■ **What this task involves**
Transcribe the entries that follow exactly as they appear, minus pictures.

■ **Stored data entries**
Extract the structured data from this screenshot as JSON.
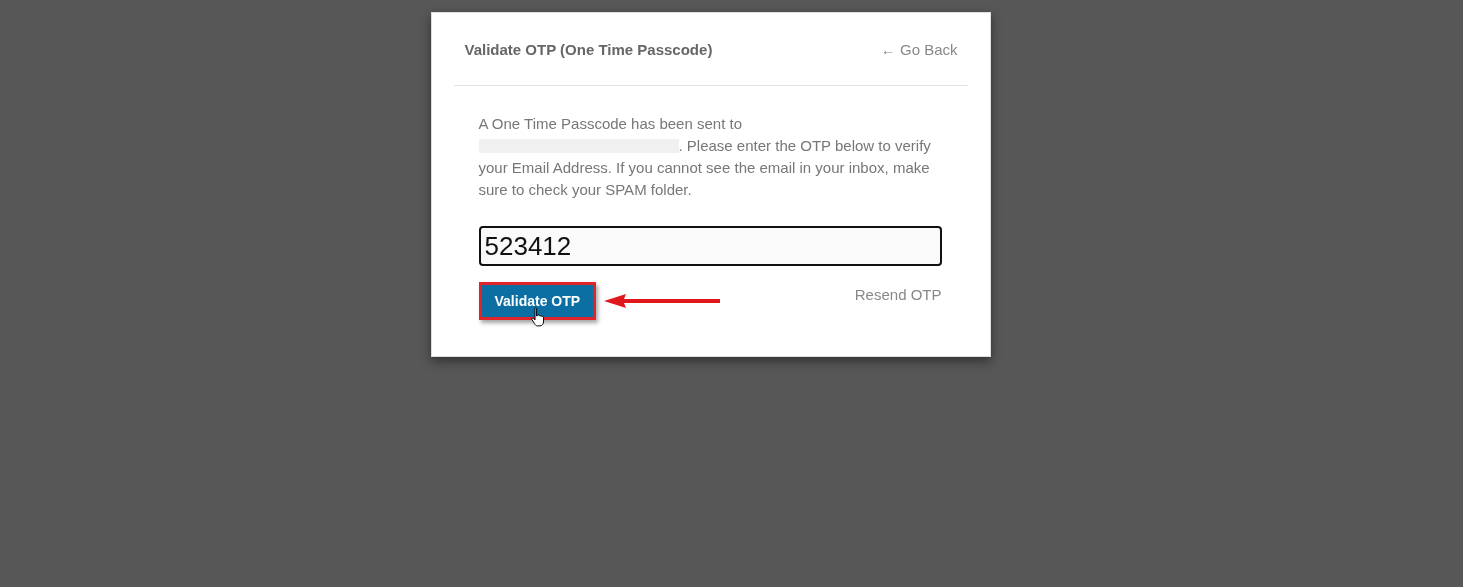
{
  "dialog": {
    "title": "Validate OTP (One Time Passcode)",
    "back_link": "← Go Back",
    "message_start": "A One Time Passcode has been sent to",
    "message_end": ". Please enter the OTP below to verify your Email Address. If you cannot see the email in your inbox, make sure to check your SPAM folder.",
    "otp_input": {
      "value": "523412"
    },
    "validate_button": {
      "label": "Validate OTP",
      "highlighted": true
    },
    "resend_link": "Resend OTP"
  }
}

■ **Expected output**
Extract the structured data from this screenshot as JSON.
{
  "dialog": {
    "title": "Validate OTP (One Time Passcode)",
    "back_link": "← Go Back",
    "message_start": "A One Time Passcode has been sent to",
    "message_end": ". Please enter the OTP below to verify your Email Address. If you cannot see the email in your inbox, make sure to check your SPAM folder.",
    "otp_input": {
      "value": "523412"
    },
    "validate_button": {
      "label": "Validate OTP",
      "highlighted": true
    },
    "resend_link": "Resend OTP"
  }
}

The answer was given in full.